Task goal -> Copy the data precisely, keeping every character.

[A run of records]
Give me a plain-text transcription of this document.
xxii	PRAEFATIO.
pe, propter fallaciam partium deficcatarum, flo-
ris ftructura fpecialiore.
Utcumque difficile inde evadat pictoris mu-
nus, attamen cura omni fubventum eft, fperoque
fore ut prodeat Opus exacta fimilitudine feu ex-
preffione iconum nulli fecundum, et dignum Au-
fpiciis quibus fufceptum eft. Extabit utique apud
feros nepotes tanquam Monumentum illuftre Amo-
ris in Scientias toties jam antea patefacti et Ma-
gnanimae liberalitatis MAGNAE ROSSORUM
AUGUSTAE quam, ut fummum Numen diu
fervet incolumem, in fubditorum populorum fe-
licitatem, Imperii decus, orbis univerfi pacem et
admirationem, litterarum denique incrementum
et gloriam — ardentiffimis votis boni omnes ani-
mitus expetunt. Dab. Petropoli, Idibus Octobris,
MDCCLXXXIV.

Final result ->
Give me a plain-text transcription of this document.
xxii	PRAEFATIO.
pe, propter fallaciam partium deficcatarum, flo-
ris ftructura fpecialiore.
Utcumque difficile inde evadat pictoris mu-
nus, attamen cura omni fubventum eft, fperoque
fore ut prodeat Opus exacta fimilitudine feu ex-
preffione iconum nulli fecundum, et dignum Au-
fpiciis quibus fufceptum eft. Extabit utique apud
feros nepotes tanquam Monumentum illuftre Amo-
ris in Scientias toties jam antea patefacti et Ma-
gnanimae liberalitatis MAGNAE ROSSORUM
AUGUSTAE quam, ut fummum Numen diu
fervet incolumem, in fubditorum populorum fe-
licitatem, Imperii decus, orbis univerfi pacem et
admirationem, litterarum denique incrementum
et gloriam — ardentiffimis votis boni omnes ani-
mitus expetunt. Dab. Petropoli, Idibus Octobris,
MDCCLXXXIV.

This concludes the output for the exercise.